QUOTED TEXT
* start *

### Initial setup

In [149]:
import os

print("Current Working Directory:", os.getcwd())
os.chdir('/Users/cecilia/Documents/GitHub/2024-winter-compostable')

Current Working Directory: /Users/cecilia/Documents/GitHub/2024-winter-compostable


In [164]:
import pandas as pd 

# load the data for sheet 2 and 3 (masterfile.csv has a cleaned and merged version of them)
masterfile = pd.read_csv('data/CASP004-01/masterfile.csv')

# load the data for sheet 1 
facility = pd.read_excel('data/CASP004-01/raw/CASP004-01 - Results Pre-Processed for Analysis from PDF Tables.xlsx', sheet_name=0)


In [165]:
# lowercase all column names in masterfile
masterfile.columns = [col.lower() for col in masterfile.columns]

# rename the facility_ID to match with facility table
masterfile.rename(columns={'org_id': 'facility_id'}, inplace=True)

### Write into csv files

**1. Format facility**

- primary key: `facility_id`
- connect with observation table through `facility_id`
- connect with all other tables through observation table

In [152]:
# only keep the first 19 columns because others are repetitive in the obervation table
facility = facility.iloc[:, :20]

# clean colnames for facility
def clean_column_names(column):
    column = column.lower()  
    column = column.replace(' ', '_') 
    column = column.replace('/', '_per_') 
    column = column.replace(':', '_to_') 
    for char in ['(', ')', '*', '-', '&', '?']:
        column = column.replace(char, '') 
    return column

facility.columns = [clean_column_names(col) for col in facility.columns]

facility.rename(columns={'how_ofen': 'temp_checked_frequency', 
                         'how_often.1': 'moisture_checked_frequency'}, 
                         inplace=True)

# reorder cols to make facility_id appears first
columns = facility.columns.tolist() 
columns = [columns[1], columns[0]] + columns[2:] 
facility = facility[columns]

facility.head()

* end *

Bounding box annotations
* start *

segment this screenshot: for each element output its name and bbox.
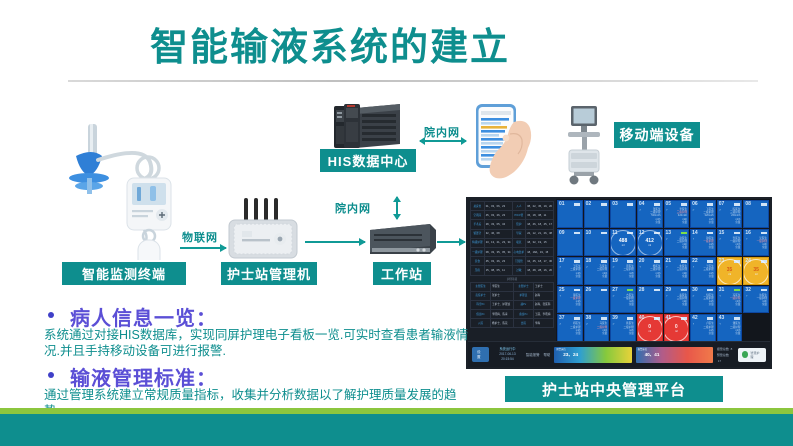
battery-icon — [601, 317, 607, 320]
bed-cell[interactable]: 25♀黄医生一级护理ml/h余量 — [557, 286, 583, 314]
link-label-iot: 物联网 — [182, 229, 218, 245]
gender-icon: ♂ — [612, 265, 615, 269]
bottom-teal-band — [0, 414, 793, 446]
patient-summary-table: 总床位01、03、06、23入人08、22、45、19、20空闲床45、03、2… — [470, 201, 554, 276]
table-cell: 18、32、19、15 — [526, 238, 554, 247]
table-row: 手术后28、33、05、34陪护18、46、18、45、17 — [471, 220, 554, 229]
bed-detail-lines: 卢医生二级护理ml/h余量 — [703, 322, 713, 335]
table-cell: 18、46、18、45、17 — [526, 220, 554, 229]
bed-detail-line: 余量 — [730, 303, 740, 306]
table-cell: 心电监护 — [512, 247, 526, 256]
bed-number: 38 — [586, 315, 592, 322]
table-cell: PICC管 — [512, 211, 526, 220]
bed-cell[interactable]: 30♂何医生三级护理ml/h余量 — [690, 286, 716, 314]
bed-cell[interactable]: 19♂周医生二级护理ml/h余量 — [610, 257, 636, 285]
battery-icon — [707, 317, 713, 320]
battery-icon — [627, 317, 633, 320]
table-cell: 责任护士 — [471, 291, 491, 300]
battery-icon — [627, 289, 633, 292]
table-cell: 18、18A、19、15 — [526, 247, 554, 256]
table-cell: 15、18、38、11 — [526, 211, 554, 220]
bed-number: 28 — [639, 287, 645, 294]
bed-number: 21 — [666, 258, 672, 265]
bed-number: 30 — [692, 287, 698, 294]
gender-icon: ♂ — [612, 294, 615, 298]
table-row: 一级护理08、33、35、05、34心电监护18、18A、19、15 — [471, 247, 554, 256]
bed-detail-line: 余量 — [703, 246, 713, 249]
table-row: 空闲床45、03、26、23PICC管15、18、38、11 — [471, 211, 554, 220]
gender-icon: ♂ — [612, 322, 615, 326]
node-label-terminal: 智能监测终端 — [62, 262, 186, 285]
bed-number: 17 — [559, 258, 565, 265]
bed-cell[interactable]: 43♀潘医生二级护理ml/h余量 — [717, 314, 743, 342]
bed-detail-lines: 杨医生二级护理ml/h余量 — [650, 265, 660, 278]
bed-detail-line: 余量 — [730, 246, 740, 249]
bed-detail-line: 余量 — [677, 221, 687, 224]
table-cell: 科室Pv — [471, 300, 491, 309]
table-cell: 45、03、26、23 — [484, 257, 512, 266]
bed-cell[interactable]: 42♀卢医生二级护理ml/h余量 — [690, 314, 716, 342]
bed-number: 04 — [639, 201, 645, 208]
bed-number: 20 — [639, 258, 645, 265]
battery-icon — [681, 203, 687, 206]
bed-detail-line: 余量 — [570, 332, 580, 335]
system-timestamp: 系统运行中 2017-06-13 20:15:54 — [493, 347, 522, 362]
bed-detail-line: 余量 — [624, 303, 634, 306]
table-cell: 出院 — [513, 319, 533, 328]
battery-icon — [654, 289, 660, 292]
bed-detail-lines: 马医生二级护理ml/h余量 — [597, 322, 607, 335]
bed-cell[interactable]: 38♂马医生二级护理ml/h余量 — [584, 314, 610, 342]
gender-icon: ♀ — [719, 294, 722, 298]
battery-icon — [627, 203, 633, 206]
bed-cell[interactable]: 28 — [637, 286, 663, 314]
table-cell: 01、03、06、23 — [484, 202, 512, 211]
table-row: 禁食45、03、26、23引流管12、45、18、17、36 — [471, 257, 554, 266]
bed-cell[interactable]: 21♀朱医生三级护理ml/h余量 — [664, 257, 690, 285]
bed-number: 02 — [586, 201, 592, 208]
staff-table: 主管医生李医生主管护士王护士责任护士张护士护理员赵梅科室Pv王护士、护理班副Pv… — [470, 282, 554, 329]
volume-unit: ml — [648, 244, 651, 247]
table-row: 总床位01、03、06、23入人08、22、45、19、20 — [471, 202, 554, 211]
alarm-beds-label: 报警床位 — [638, 348, 648, 351]
table-cell: 23、13、21、23、34 — [484, 238, 512, 247]
bed-cell[interactable]: 22♀于医生三级护理ml/h余量 — [690, 257, 716, 285]
bed-cell[interactable]: 2435ml — [743, 257, 769, 285]
volume-unit: ml — [728, 273, 731, 276]
bed-cell[interactable]: 04♂张医生二级护理500ml/hml/h余量 — [637, 200, 663, 228]
gender-icon: ♀ — [692, 322, 695, 326]
bed-detail-line: 余量 — [703, 275, 713, 278]
volume-gauge: 35ml — [717, 259, 743, 285]
bed-detail-line: 余量 — [624, 332, 634, 335]
bed-cell[interactable]: 03 — [610, 200, 636, 228]
table-cell: 备班Pv — [513, 310, 533, 319]
gender-icon: ♂ — [666, 237, 669, 241]
table-cell: 李晓梅、陈青 — [491, 310, 514, 319]
bed-number: 05 — [666, 201, 672, 208]
bed-number: 16 — [745, 230, 751, 237]
help-link[interactable]: 帮助 — [543, 352, 550, 357]
table-cell: 12、45、18、17、36 — [526, 257, 554, 266]
battery-icon — [681, 260, 687, 263]
volume-gauge: 0ml — [664, 316, 690, 342]
battery-icon — [574, 289, 580, 292]
table-cell: 一级护理 — [471, 247, 485, 256]
settings-button[interactable]: 设置 — [472, 347, 489, 362]
table-cell: 留置针 — [471, 229, 485, 238]
table-row: 入院杨护士、陈花出院李梅 — [471, 319, 554, 328]
battery-icon — [734, 203, 740, 206]
battery-icon — [627, 260, 633, 263]
gender-icon: ♀ — [745, 237, 748, 241]
table-cell: 副Pv — [513, 300, 533, 309]
table-cell: 杨护士、陈花 — [491, 319, 514, 328]
bed-detail-lines: 张医生二级护理500ml/hml/h余量 — [650, 208, 660, 224]
bed-detail-line: 余量 — [650, 221, 660, 224]
vendor-logo-text: 智慧护理 — [750, 351, 762, 359]
arrow-his-to-mobile — [420, 140, 466, 142]
bed-detail-lines: 许医生一级护理ml/h余量 — [757, 294, 767, 307]
battery-icon — [601, 260, 607, 263]
table-cell: 主管医生 — [471, 282, 491, 291]
arrow-host-to-workstation — [305, 241, 365, 243]
bed-cell[interactable]: 31♀冯医生一级护理ml/h余量 — [717, 286, 743, 314]
table-cell: 主管护士 — [513, 282, 533, 291]
volume-gauge: 35ml — [743, 259, 769, 285]
volume-unit: ml — [755, 273, 758, 276]
bed-number: 09 — [559, 230, 565, 237]
monitor-status-bar[interactable]: 设置 系统运行中 2017-06-13 20:15:54 智能报警 帮助 预警床… — [468, 341, 770, 367]
table-cell: 入人 — [512, 202, 526, 211]
table-cell: 28、33、05、34 — [484, 220, 512, 229]
gender-icon: ♂ — [559, 265, 562, 269]
table-cell: 值班Pv — [471, 310, 491, 319]
table-cell: 王护士 — [533, 282, 553, 291]
bed-cell[interactable]: 13♂赵医生二级护理ml/h余量 — [664, 229, 690, 257]
bed-cell[interactable]: 10 — [584, 229, 610, 257]
bed-cell[interactable]: 32♀许医生一级护理ml/h余量 — [743, 286, 769, 314]
table-cell: 陪护 — [512, 220, 526, 229]
infusion-terminal-illustration — [58, 120, 183, 260]
bed-detail-lines: 朱医生三级护理ml/h余量 — [677, 265, 687, 278]
warning-total-value: 17 — [718, 359, 721, 363]
volume-gauge: 488ml — [610, 230, 636, 256]
bed-number: 15 — [719, 230, 725, 237]
table-cell: 导尿 — [512, 229, 526, 238]
bed-cell[interactable]: 05♀李医生三级护理420ml/hml/h余量 — [664, 200, 690, 228]
nurse-station-host-illustration — [227, 198, 299, 260]
bed-detail-line: 余量 — [570, 303, 580, 306]
bed-number: 27 — [612, 287, 618, 294]
table-cell: 特级护理 — [471, 238, 485, 247]
table-row: 科室Pv王护士、护理班副Pv赵梅、张医科 — [471, 300, 554, 309]
central-management-monitor[interactable]: 总床位01、03、06、23入人08、22、45、19、20空闲床45、03、2… — [466, 197, 772, 369]
bed-detail-lines: 赵医生二级护理ml/h余量 — [677, 237, 687, 250]
bed-cell[interactable]: 37♂邓医生二级护理ml/h余量 — [557, 314, 583, 342]
bed-cell[interactable]: 20♀杨医生二级护理ml/h余量 — [637, 257, 663, 285]
table-row: 压疮15、08、05、11过敏18、48、28、16、20 — [471, 266, 554, 275]
bed-cell[interactable]: 27♂方医生一级护理ml/h余量 — [610, 286, 636, 314]
arrow-workstation-to-platform — [437, 241, 465, 243]
alarm-beds-bar: 报警床位 40、41 — [636, 347, 713, 363]
bed-detail-lines: 孙医生一级护理ml/h余量 — [703, 237, 713, 250]
bed-detail-line: 余量 — [703, 332, 713, 335]
gender-icon: ♀ — [666, 208, 669, 212]
table-cell: 李梅 — [533, 319, 553, 328]
slide-root: 智能输液系统的建立 智能监测终端 物联网 — [0, 0, 793, 446]
bed-number: 07 — [719, 201, 725, 208]
bed-number: 42 — [692, 315, 698, 322]
bed-number: 14 — [692, 230, 698, 237]
bed-cell[interactable]: 09 — [557, 229, 583, 257]
table-cell: 禁食 — [471, 257, 485, 266]
table-cell: 压疮 — [471, 266, 485, 275]
bed-number: 26 — [586, 287, 592, 294]
gender-icon: ♂ — [692, 208, 695, 212]
bed-number: 29 — [666, 287, 672, 294]
table-cell: 32、46、08 — [484, 229, 512, 238]
table-row: 值班Pv李晓梅、陈青备班Pv王丽、李晓梅 — [471, 310, 554, 319]
table-cell: 王护士、护理班 — [491, 300, 514, 309]
bed-detail-line: 余量 — [650, 275, 660, 278]
bed-cell[interactable]: 410ml — [664, 314, 690, 342]
bed-detail-lines: 李医生一级护理ml/h余量 — [730, 237, 740, 250]
bed-number: 03 — [612, 201, 618, 208]
bed-detail-lines: 王医生二级护理ml/h余量 — [570, 265, 580, 278]
gender-icon: ♀ — [719, 322, 722, 326]
bed-number: 37 — [559, 315, 565, 322]
battery-icon — [707, 203, 713, 206]
leaf-icon — [742, 351, 749, 358]
bed-cell[interactable]: 400ml — [637, 314, 663, 342]
table-row: 责任护士张护士护理员赵梅 — [471, 291, 554, 300]
bed-number: 31 — [719, 287, 725, 294]
bed-detail-lines: 黄医生一级护理ml/h余量 — [570, 294, 580, 307]
table-cell: 08、33、35、05、34 — [484, 247, 512, 256]
bed-cell[interactable]: 15♂李医生一级护理ml/h余量 — [717, 229, 743, 257]
bed-detail-lines: 周医生二级护理ml/h余量 — [624, 265, 634, 278]
battery-icon — [601, 203, 607, 206]
bed-detail-lines: 秦医生三级护理ml/h余量 — [677, 294, 687, 307]
gender-icon: ♀ — [745, 294, 748, 298]
battery-icon — [761, 203, 767, 206]
arrow-his-to-workstation — [396, 197, 398, 219]
timestamp-value: 2017-06-13 20:15:54 — [499, 352, 515, 361]
bullet-body-1: 系统通过对接HIS数据库，实现同屏护理电子看板一览.可实时查看患者输液情况.并且… — [44, 327, 474, 359]
bed-number: 01 — [559, 201, 565, 208]
workstation-illustration — [366, 222, 438, 258]
bed-detail-lines: 方医生一级护理ml/h余量 — [624, 294, 634, 307]
table-cell: 08、22、45、19、20 — [526, 202, 554, 211]
warning-total-label: 预警总数 — [717, 353, 729, 357]
volume-unit: ml — [622, 244, 625, 247]
arrow-terminal-to-host — [180, 247, 226, 249]
table-cell: 吸氧 — [512, 238, 526, 247]
vendor-logo: 智慧护理 — [738, 348, 767, 362]
bed-detail-lines: 韩医生二级护理ml/h余量 — [624, 322, 634, 335]
bed-detail-lines: 于医生三级护理ml/h余量 — [703, 265, 713, 278]
bed-detail-lines: 陈医生三级护理260ml/hml/h余量 — [730, 208, 740, 224]
battery-icon — [761, 289, 767, 292]
bed-detail-lines: 李医生三级护理420ml/hml/h余量 — [677, 208, 687, 224]
gender-icon: ♀ — [559, 294, 562, 298]
table-cell: 引流管 — [512, 257, 526, 266]
battery-icon — [654, 260, 660, 263]
bed-detail-line: 余量 — [757, 246, 767, 249]
bed-cell[interactable]: 01 — [557, 200, 583, 228]
bed-cell[interactable]: 11488ml — [610, 229, 636, 257]
table-cell: 空闲床 — [471, 211, 485, 220]
gender-icon: ♂ — [639, 208, 642, 212]
node-label-his-data-center: HIS数据中心 — [320, 149, 416, 172]
volume-gauge: 0ml — [637, 316, 663, 342]
battery-icon — [574, 232, 580, 235]
table-row: 特级护理23、13、21、23、34吸氧18、32、19、15 — [471, 238, 554, 247]
node-label-nurse-station-host: 护士站管理机 — [221, 262, 317, 285]
alarm-total-value: 8 — [731, 347, 733, 351]
battery-icon — [734, 232, 740, 235]
bed-cell[interactable]: 06♂下医生二级护理320ml/hml/h余量 — [690, 200, 716, 228]
battery-icon — [707, 232, 713, 235]
alarm-counters: 报警总数 8 预警总数 17 — [717, 346, 734, 364]
title-divider — [68, 80, 758, 82]
battery-icon — [761, 232, 767, 235]
table-cell: 18、48、28、16、20 — [526, 266, 554, 275]
bed-number: 32 — [745, 287, 751, 294]
warning-beds-value: 23、24 — [563, 352, 578, 358]
battery-icon — [574, 260, 580, 263]
bed-detail-lines: 潘医生二级护理ml/h余量 — [730, 322, 740, 335]
bed-cell[interactable]: 08 — [743, 200, 769, 228]
bed-detail-line: 余量 — [624, 275, 634, 278]
gender-icon: ♂ — [719, 208, 722, 212]
bed-detail-line: 余量 — [757, 303, 767, 306]
bed-cell[interactable]: 07♂陈医生三级护理260ml/hml/h余量 — [717, 200, 743, 228]
bullet-marker-2 — [48, 372, 54, 378]
gender-icon: ♀ — [692, 237, 695, 241]
link-label-lan-his-mobile: 院内网 — [424, 124, 460, 140]
bed-cell[interactable]: 26 — [584, 286, 610, 314]
table-row: 主管医生李医生主管护士王护士 — [471, 282, 554, 291]
bed-number: 10 — [586, 230, 592, 237]
battery-icon — [707, 260, 713, 263]
table-cell: 赵梅、张医科 — [533, 300, 553, 309]
bullet-marker-1 — [48, 312, 54, 318]
bed-number: 06 — [692, 201, 698, 208]
bed-cell[interactable]: 29♀秦医生三级护理ml/h余量 — [664, 286, 690, 314]
bed-cell[interactable]: 14♀孙医生一级护理ml/h余量 — [690, 229, 716, 257]
bed-detail-lines: 邓医生二级护理ml/h余量 — [570, 322, 580, 335]
gender-icon: ♂ — [719, 237, 722, 241]
bed-detail-lines: 吴医生一级护理ml/h余量 — [757, 237, 767, 250]
battery-icon — [681, 232, 687, 235]
bed-number: 18 — [586, 258, 592, 265]
table-cell: 张护士 — [491, 291, 514, 300]
battery-icon — [734, 289, 740, 292]
bed-detail-lines: 孔医生二级护理ml/h余量 — [597, 265, 607, 278]
gender-icon: ♂ — [559, 322, 562, 326]
bed-cell[interactable]: 16♀吴医生一级护理ml/h余量 — [743, 229, 769, 257]
battery-icon — [681, 289, 687, 292]
bed-cell[interactable]: 17♂王医生二级护理ml/h余量 — [557, 257, 583, 285]
table-cell: 手术后 — [471, 220, 485, 229]
bed-detail-line: 余量 — [703, 303, 713, 306]
alarm-beds-value: 40、41 — [645, 352, 660, 358]
bed-cell[interactable]: 02 — [584, 200, 610, 228]
bed-detail-lines: 何医生三级护理ml/h余量 — [703, 294, 713, 307]
table-row: 留置针32、46、08导尿22、12、21、26、38 — [471, 229, 554, 238]
table-cell: 赵梅 — [533, 291, 553, 300]
bed-detail-line: 余量 — [703, 221, 713, 224]
bed-detail-lines: 冯医生一级护理ml/h余量 — [730, 294, 740, 307]
bed-detail-line: 余量 — [730, 221, 740, 224]
alarm-total-label: 报警总数 — [717, 347, 729, 351]
bed-number: 13 — [666, 230, 672, 237]
his-data-center-illustration — [332, 104, 404, 150]
node-label-central-platform: 护士站中央管理平台 — [505, 376, 723, 402]
table-cell: 过敏 — [512, 266, 526, 275]
table-cell: 总床位 — [471, 202, 485, 211]
node-label-workstation: 工作站 — [373, 262, 431, 285]
battery-icon — [574, 317, 580, 320]
table-cell: 李医生 — [491, 282, 514, 291]
bed-number: 08 — [745, 201, 751, 208]
battery-icon — [734, 317, 740, 320]
bed-number: 43 — [719, 315, 725, 322]
table-cell: 15、08、05、11 — [484, 266, 512, 275]
gender-icon: ♀ — [666, 294, 669, 298]
node-label-mobile-device: 移动端设备 — [614, 122, 700, 148]
volume-unit: ml — [648, 330, 651, 333]
gender-icon: ♀ — [666, 265, 669, 269]
bed-detail-line: 余量 — [597, 332, 607, 335]
mobile-phone-illustration — [470, 104, 536, 182]
bed-detail-lines: 下医生二级护理320ml/hml/h余量 — [703, 208, 713, 224]
battery-icon — [601, 232, 607, 235]
bed-cell[interactable]: 12412ml — [637, 229, 663, 257]
gender-icon: ♂ — [586, 322, 589, 326]
link-label-lan-his-workstation: 院内网 — [335, 200, 371, 216]
bed-detail-line: 余量 — [730, 332, 740, 335]
bed-number: 25 — [559, 287, 565, 294]
bed-number: 39 — [612, 315, 618, 322]
battery-icon — [654, 203, 660, 206]
bed-cell[interactable]: 2335ml — [717, 257, 743, 285]
alarm-link[interactable]: 智能报警 — [526, 352, 540, 357]
bed-detail-line: 余量 — [570, 275, 580, 278]
page-title: 智能输液系统的建立 — [150, 16, 510, 71]
table-cell: 45、03、26、23 — [484, 211, 512, 220]
table-cell: 22、12、21、26、38 — [526, 229, 554, 238]
bed-cell[interactable]: 39♂韩医生二级护理ml/h余量 — [610, 314, 636, 342]
mobile-cart-illustration — [558, 106, 610, 186]
bed-grid[interactable]: 01020304♂张医生二级护理500ml/hml/h余量05♀李医生三级护理4… — [556, 199, 770, 343]
battery-icon — [601, 289, 607, 292]
bed-number: 19 — [612, 258, 618, 265]
warning-beds-label: 预警床位 — [556, 348, 566, 351]
bed-number: 22 — [692, 258, 698, 265]
bed-detail-line: 余量 — [677, 303, 687, 306]
warning-beds-bar: 预警床位 23、24 — [554, 347, 631, 363]
bed-detail-line: 余量 — [677, 246, 687, 249]
bed-cell[interactable]: 18♂孔医生二级护理ml/h余量 — [584, 257, 610, 285]
bed-cell — [743, 314, 769, 342]
battery-icon — [707, 289, 713, 292]
gender-icon: ♀ — [639, 265, 642, 269]
table-cell: 护理员 — [513, 291, 533, 300]
bed-detail-line: 余量 — [677, 275, 687, 278]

* end *

THE EXERCISE
Can you repeat the notebook code starting at the words "facility.columns = [clean_column_names(col)" and stopping after "facility.head()", switching "temp_checked_frequency" to "temperature_check_frequency"? None of the records are needed here.

WRITTEN RESPONSE
facility.columns = [clean_column_names(col) for col in facility.columns]

facility.rename(columns={'how_ofen': 'temperature_check_frequency', 
                         'how_often.1': 'moisture_checked_frequency'}, 
                         inplace=True)

# reorder cols to make facility_id appears first
columns = facility.columns.tolist() 
columns = [columns[1], columns[0]] + columns[2:] 
facility = facility[columns]

facility.head()